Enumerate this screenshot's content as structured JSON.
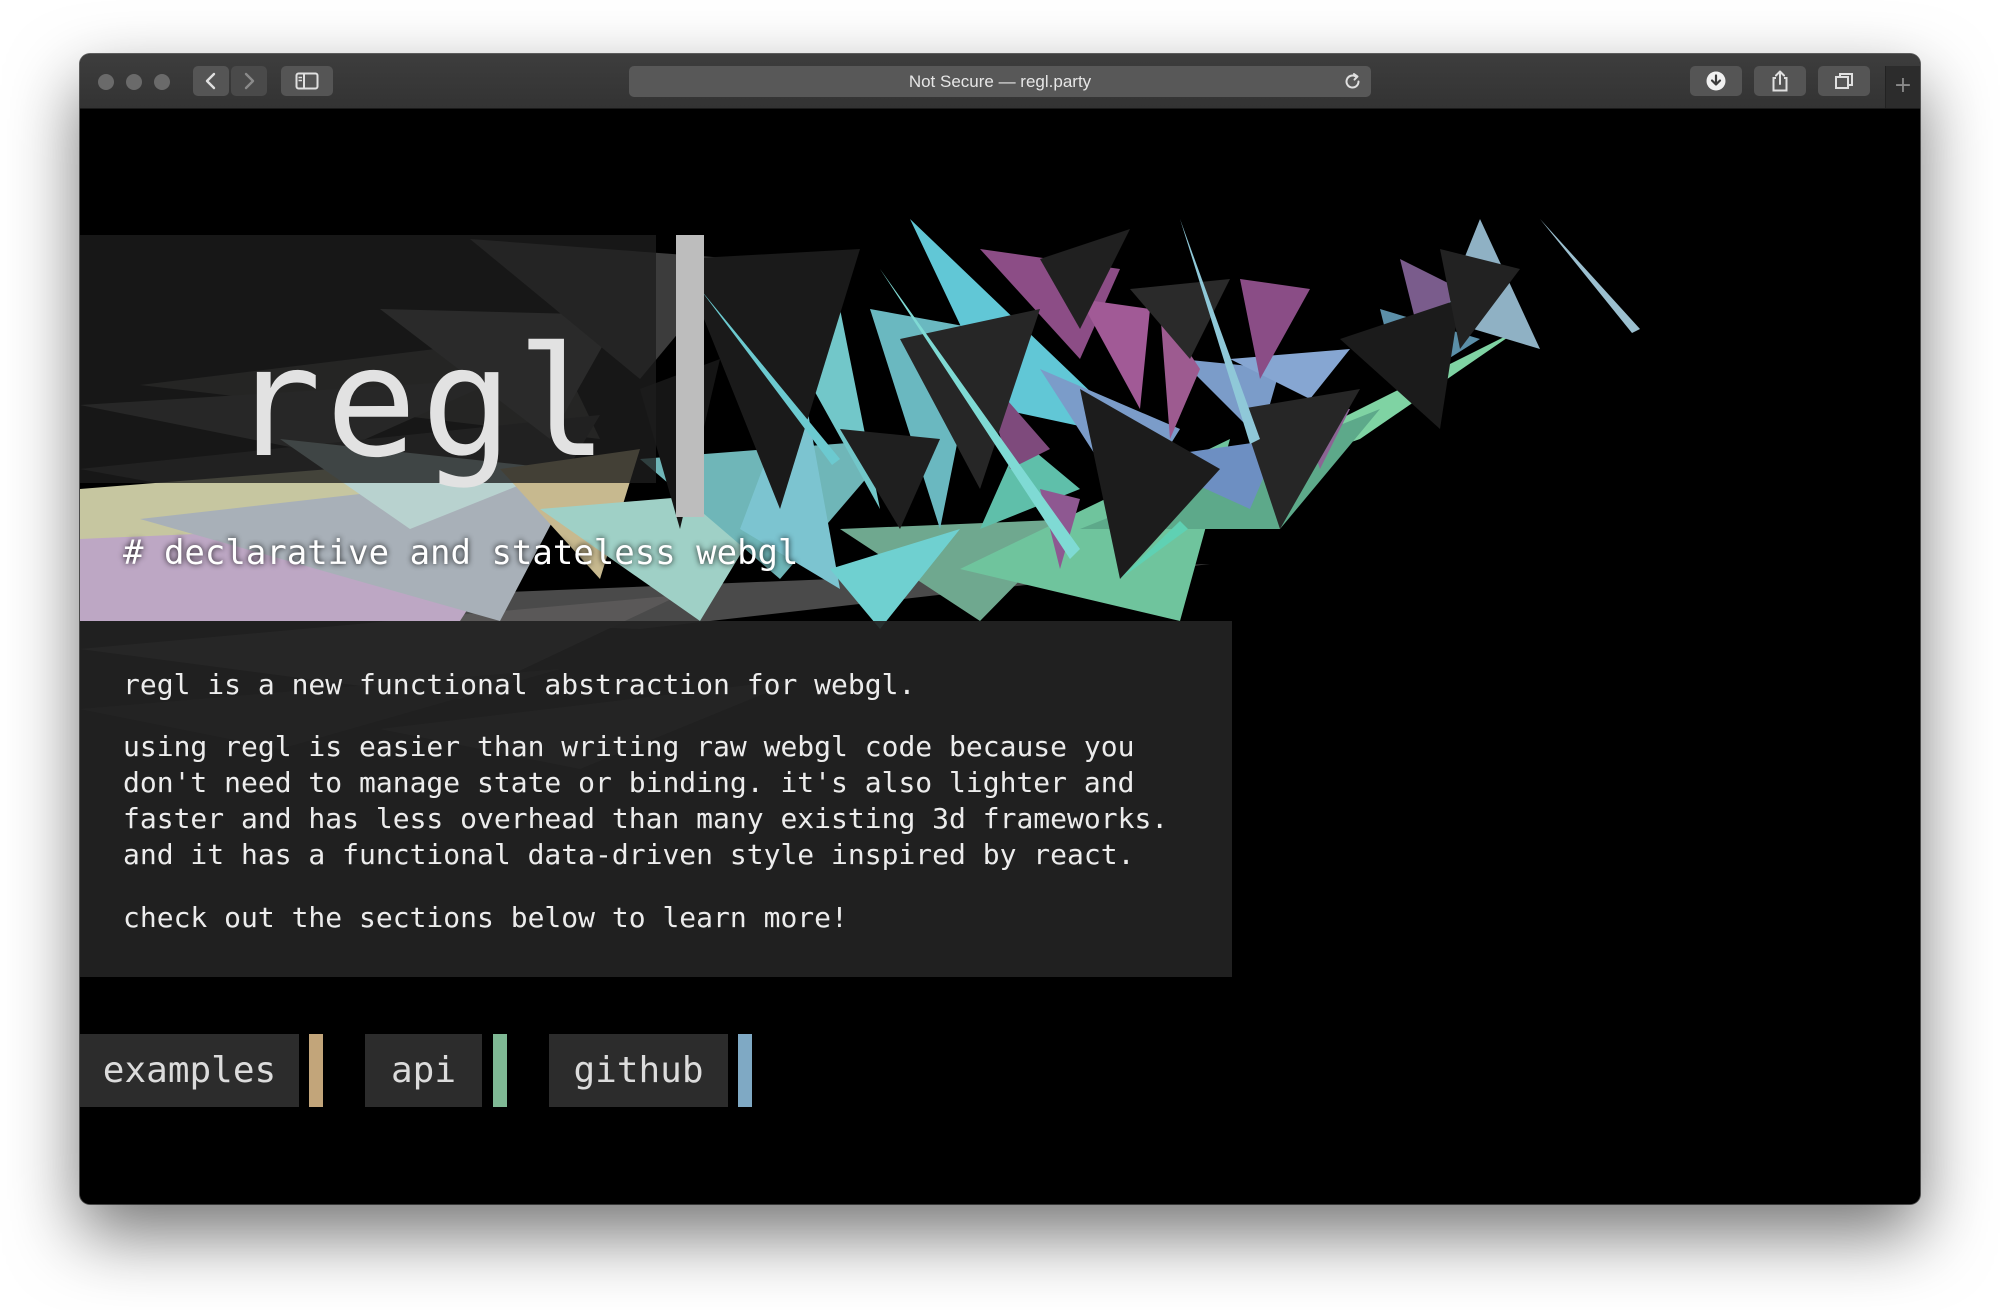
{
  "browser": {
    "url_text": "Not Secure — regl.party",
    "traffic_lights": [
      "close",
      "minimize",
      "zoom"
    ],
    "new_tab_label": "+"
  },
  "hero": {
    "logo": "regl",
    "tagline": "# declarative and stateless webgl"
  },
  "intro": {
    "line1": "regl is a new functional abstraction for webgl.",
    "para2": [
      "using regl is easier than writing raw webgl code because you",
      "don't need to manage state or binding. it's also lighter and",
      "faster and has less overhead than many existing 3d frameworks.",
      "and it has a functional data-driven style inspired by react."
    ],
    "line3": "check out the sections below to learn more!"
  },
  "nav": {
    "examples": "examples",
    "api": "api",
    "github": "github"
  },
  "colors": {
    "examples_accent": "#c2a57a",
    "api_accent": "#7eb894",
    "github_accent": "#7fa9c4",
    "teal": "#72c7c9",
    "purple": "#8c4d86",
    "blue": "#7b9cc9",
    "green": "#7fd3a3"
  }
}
...
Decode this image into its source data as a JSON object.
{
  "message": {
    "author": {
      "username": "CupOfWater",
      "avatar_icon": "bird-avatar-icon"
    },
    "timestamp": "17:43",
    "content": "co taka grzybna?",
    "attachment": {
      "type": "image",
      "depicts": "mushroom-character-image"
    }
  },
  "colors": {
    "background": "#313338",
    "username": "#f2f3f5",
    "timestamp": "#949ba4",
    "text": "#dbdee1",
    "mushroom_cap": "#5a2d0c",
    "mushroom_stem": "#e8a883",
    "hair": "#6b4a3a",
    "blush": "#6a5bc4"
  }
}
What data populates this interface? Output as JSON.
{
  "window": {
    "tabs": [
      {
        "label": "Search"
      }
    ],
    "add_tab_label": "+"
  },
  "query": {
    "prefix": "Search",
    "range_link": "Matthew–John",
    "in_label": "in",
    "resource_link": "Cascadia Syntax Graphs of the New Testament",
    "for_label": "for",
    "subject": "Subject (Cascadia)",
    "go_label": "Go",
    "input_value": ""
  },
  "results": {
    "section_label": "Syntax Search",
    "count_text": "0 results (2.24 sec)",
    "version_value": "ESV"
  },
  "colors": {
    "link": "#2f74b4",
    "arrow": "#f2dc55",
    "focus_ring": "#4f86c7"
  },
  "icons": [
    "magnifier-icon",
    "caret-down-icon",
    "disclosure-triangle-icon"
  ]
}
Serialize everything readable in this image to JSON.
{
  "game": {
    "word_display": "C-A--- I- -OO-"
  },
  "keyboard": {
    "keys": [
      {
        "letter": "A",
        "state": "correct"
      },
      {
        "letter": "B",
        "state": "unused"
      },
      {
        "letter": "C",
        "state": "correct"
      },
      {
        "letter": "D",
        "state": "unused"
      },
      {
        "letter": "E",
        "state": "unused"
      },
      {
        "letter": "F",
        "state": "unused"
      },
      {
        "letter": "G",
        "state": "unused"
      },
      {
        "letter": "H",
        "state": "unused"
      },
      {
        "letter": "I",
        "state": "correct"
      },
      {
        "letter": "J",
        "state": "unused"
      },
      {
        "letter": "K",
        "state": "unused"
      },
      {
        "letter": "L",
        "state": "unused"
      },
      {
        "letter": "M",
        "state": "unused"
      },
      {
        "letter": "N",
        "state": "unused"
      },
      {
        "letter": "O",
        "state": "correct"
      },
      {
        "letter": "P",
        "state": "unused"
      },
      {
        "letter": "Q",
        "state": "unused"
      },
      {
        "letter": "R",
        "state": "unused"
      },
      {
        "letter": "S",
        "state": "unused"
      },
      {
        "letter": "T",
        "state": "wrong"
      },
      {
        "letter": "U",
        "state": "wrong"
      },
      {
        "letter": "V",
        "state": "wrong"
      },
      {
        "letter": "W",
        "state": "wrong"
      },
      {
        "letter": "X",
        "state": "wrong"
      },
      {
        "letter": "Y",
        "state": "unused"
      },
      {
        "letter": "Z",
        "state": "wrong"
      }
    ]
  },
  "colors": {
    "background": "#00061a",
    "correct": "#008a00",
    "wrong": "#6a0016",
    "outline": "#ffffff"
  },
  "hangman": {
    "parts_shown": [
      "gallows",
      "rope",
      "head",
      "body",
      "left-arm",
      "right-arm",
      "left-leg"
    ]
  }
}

» BRIEF
Using the entries above, return each line in which the word "data" occurs.

» EXERCISE RESPONSE
      "and it has a functional data-driven style inspired by react."
Decode this image into its source data as a JSON object.
What data populates this interface? Output as JSON.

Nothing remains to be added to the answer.